Given passage>
>> Start

Solved – Does GLM analysis require normally distributed data and homogeneity of variance

generalized linear modelheteroscedasticitynormal distributionr

My experiment looks at the effect of 6 different treatments on various (usually 18) physical and chemical properties of the test material (silage), at several different time points. I do my statistical analysis using R. I had been using ANOVA (aov()) (with Tukey's test (HSD.test()) for post hoc analysis), but was often finding that my data was not normally distributed (using shapiro.test()) and/or had unequal variance (leveneTest() – car package). I therefore started testing all my data, regardless of normality, using Kruskal-Wallis test (kruskal() – from the agricolae package, which also gives a post hoc analysis…).

I usually present my data as mean values, with the standard deviation in parenthesis. I also include the result of the post hoc test as a letter to indicate statistically significant differences within a column.

Other researchers, such as Arriola et al 2011, present and analyse their data differently. They talk about using GLM in SAS (not R) as follows:

“The data were analyzed as a completely randomized design using the GLM procedure of SAS (v. 9.2 SAS Institute Inc., Cary, NC). The general model was Yij = μ + Ti + eij, where Yij = response variable, μ = overall mean, T = effect of treatment i, and eij = error term. The F-protected least significant difference test was used to compare least squares means and significance was declared at P < 0.05.”

I am unclear if the 'GLM' analysis they describe is a General Linear Model or a Generalized Linear Model (and also do not understand what the difference is). I also note that this description does not mention testing for normality of the data or homogeneity of variance. Is it the case that GLM, unlike ANOVA/Kruskal- Wallis, does not rely on assumptions regarding the normality and variance of the data? Also, they don’t present standard deviations, only reporting the mean (with letters to indicate significant differences between means), but give SEM (standard error of the mean?), and sometimes also P value.

So, my questions are as follows:

  1. Assuming I wish to replicate the analysis of Arriola et al above, ideally using R, which analysis (General Linear Model or Generalized Linear Model) should I be trying to do here?
  2. Does this GLM require normal data and homogeneity of variance? (I often find that my data are not normally distributed and can not easily be transformed to normality).
  3. Can I look for interactions (e.g. treatment vs time) using GLM, similar to that done using ANOVA?
  4. Does a GLM provide a post hoc type analysis to demonstrate which means are significantly different; something like the Tukey's HSD used with ANOVA? If not, can a post hoc analysis be applied to the result of the GLM?
  5. Can I do all of the above in R, allowing me to report mean values, along with SEM and a P value, as shown by Arriola et al?

Best Answer

  1. From the quote you present about the model used, what little I know about SAS, and a quick look at the paper, it doesn't seem that those authors used the SAS PROC GLM to do anything beyond what you would get from a standard analysis of variance (ANOVA). Although SAS PROC GLM can handle many types of experimental designs, even true multivariate analysis of multiple outcome variables as you have in silage analysis, the "general model" they display seems simply to be a set of standard ANOVAs comparing treatments one analyte at a time.

  2. As their "general model" seems to be a set of standard ANOVAs despite their use of PROC GLM, the standard requirements for statistical significance testing apply. You probably know that you don't need "normal data" to meet these requirements, just residuals close enough to normal/homoscedastic, but I point that out for others who might look at this page. Many of the technical analyses lead to results based on fractions/percentages (e.g. percentage of total weight that is dry matter, DM; percent of DM accounted for by different types of fiber, etc). Such data can pose difficulties in meeting the requirements with respect to residuals, as the values are restricted in range. As no values of this type seem to be exactly 0% or exactly 100%, working with a logit transform of the data in fractional form (that is, start with fractions in the range 0 to 1 rather than percentages, then take the logit) or beta regression might work better.

3-4. Based on the above, you don't need to go down the route toward SAS PROC GLM.

  1. The reported values for SEM and p seem to be based on the ANOVA within-cell mean square and the number of observations per cell. (It's not immediately clear how they dealt with their duplicate technical measurements on each of the 4 replicates of each treatment. In principle they could have had separate estimates for technical error and among-batch error, but that's not consistent with how they presented their "general model.")

>> End

Short task 1> Rewrite the rows, from their first line through the line containing "y-tick-label: 104,800.00 [679, 460, 805, 489]", as a JSON list of strings with one string per line and blank lines omitted.
The thread and the rows that follow it are separate pieces of material.

Recorded information>

>> Start

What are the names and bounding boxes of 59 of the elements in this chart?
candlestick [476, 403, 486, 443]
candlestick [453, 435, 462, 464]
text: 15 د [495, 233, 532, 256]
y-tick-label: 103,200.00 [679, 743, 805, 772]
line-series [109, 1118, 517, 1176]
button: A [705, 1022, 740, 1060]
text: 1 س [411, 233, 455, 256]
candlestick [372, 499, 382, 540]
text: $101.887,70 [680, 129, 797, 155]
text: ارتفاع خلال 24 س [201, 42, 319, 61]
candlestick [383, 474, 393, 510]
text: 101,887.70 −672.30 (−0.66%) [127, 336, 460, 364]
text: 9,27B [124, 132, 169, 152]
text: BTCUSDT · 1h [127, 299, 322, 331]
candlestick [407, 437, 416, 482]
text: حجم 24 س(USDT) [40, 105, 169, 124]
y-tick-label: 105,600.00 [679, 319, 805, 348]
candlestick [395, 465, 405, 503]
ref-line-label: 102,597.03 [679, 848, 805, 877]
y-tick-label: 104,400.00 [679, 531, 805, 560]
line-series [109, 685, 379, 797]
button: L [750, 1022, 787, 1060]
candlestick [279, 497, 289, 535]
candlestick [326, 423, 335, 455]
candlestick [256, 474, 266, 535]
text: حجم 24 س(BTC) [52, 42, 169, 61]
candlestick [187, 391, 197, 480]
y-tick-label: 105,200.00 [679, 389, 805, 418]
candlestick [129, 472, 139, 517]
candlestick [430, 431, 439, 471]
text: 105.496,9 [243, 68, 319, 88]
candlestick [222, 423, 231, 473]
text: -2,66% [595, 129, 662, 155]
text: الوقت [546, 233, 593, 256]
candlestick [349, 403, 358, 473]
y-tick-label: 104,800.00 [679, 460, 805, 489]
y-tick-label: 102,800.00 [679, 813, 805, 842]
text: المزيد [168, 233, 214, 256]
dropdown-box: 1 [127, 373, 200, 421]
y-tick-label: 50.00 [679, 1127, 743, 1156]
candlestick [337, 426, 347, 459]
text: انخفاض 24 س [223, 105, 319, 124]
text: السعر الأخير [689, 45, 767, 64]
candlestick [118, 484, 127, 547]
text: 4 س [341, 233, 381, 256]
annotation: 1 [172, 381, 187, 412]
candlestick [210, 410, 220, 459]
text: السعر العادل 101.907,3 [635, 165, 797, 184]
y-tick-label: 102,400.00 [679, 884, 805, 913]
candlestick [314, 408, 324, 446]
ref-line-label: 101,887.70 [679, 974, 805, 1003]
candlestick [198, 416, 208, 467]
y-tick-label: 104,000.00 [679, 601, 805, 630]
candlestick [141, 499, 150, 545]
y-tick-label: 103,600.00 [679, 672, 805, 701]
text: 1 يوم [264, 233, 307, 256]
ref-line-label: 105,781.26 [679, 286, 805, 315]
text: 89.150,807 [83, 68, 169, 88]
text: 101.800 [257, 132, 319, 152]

>> End

Short task 2>
Answer these questions from the thread on GLM analysis:
(a) How many different treatments does the asker's experiment examine?
(b) Which R function did the asker use for the Kruskal-Wallis test, and which package does it come from?
(c) For data based on fractions or percentages, what two approaches does the best answer suggest might work better?

Final result 1>
[
  "What are the names and bounding boxes of 59 of the elements in this chart?",
  "candlestick [476, 403, 486, 443]",
  "candlestick [453, 435, 462, 464]",
  "text: 15 د [495, 233, 532, 256]",
  "y-tick-label: 103,200.00 [679, 743, 805, 772]",
  "line-series [109, 1118, 517, 1176]",
  "button: A [705, 1022, 740, 1060]",
  "text: 1 س [411, 233, 455, 256]",
  "candlestick [372, 499, 382, 540]",
  "text: $101.887,70 [680, 129, 797, 155]",
  "text: ارتفاع خلال 24 س [201, 42, 319, 61]",
  "candlestick [383, 474, 393, 510]",
  "text: 101,887.70 −672.30 (−0.66%) [127, 336, 460, 364]",
  "text: 9,27B [124, 132, 169, 152]",
  "text: BTCUSDT · 1h [127, 299, 322, 331]",
  "candlestick [407, 437, 416, 482]",
  "text: حجم 24 س(USDT) [40, 105, 169, 124]",
  "y-tick-label: 105,600.00 [679, 319, 805, 348]",
  "candlestick [395, 465, 405, 503]",
  "ref-line-label: 102,597.03 [679, 848, 805, 877]",
  "y-tick-label: 104,400.00 [679, 531, 805, 560]",
  "line-series [109, 685, 379, 797]",
  "button: L [750, 1022, 787, 1060]",
  "candlestick [279, 497, 289, 535]",
  "candlestick [326, 423, 335, 455]",
  "candlestick [256, 474, 266, 535]",
  "text: حجم 24 س(BTC) [52, 42, 169, 61]",
  "candlestick [187, 391, 197, 480]",
  "y-tick-label: 105,200.00 [679, 389, 805, 418]",
  "candlestick [129, 472, 139, 517]",
  "candlestick [430, 431, 439, 471]",
  "text: 105.496,9 [243, 68, 319, 88]",
  "candlestick [222, 423, 231, 473]",
  "text: -2,66% [595, 129, 662, 155]",
  "text: الوقت [546, 233, 593, 256]",
  "candlestick [349, 403, 358, 473]",
  "y-tick-label: 104,800.00 [679, 460, 805, 489]"
]

Final result 2>
(a) Six treatments.
(b) kruskal(), from the agricolae package.
(c) A logit transform of the data in fractional form, or beta regression.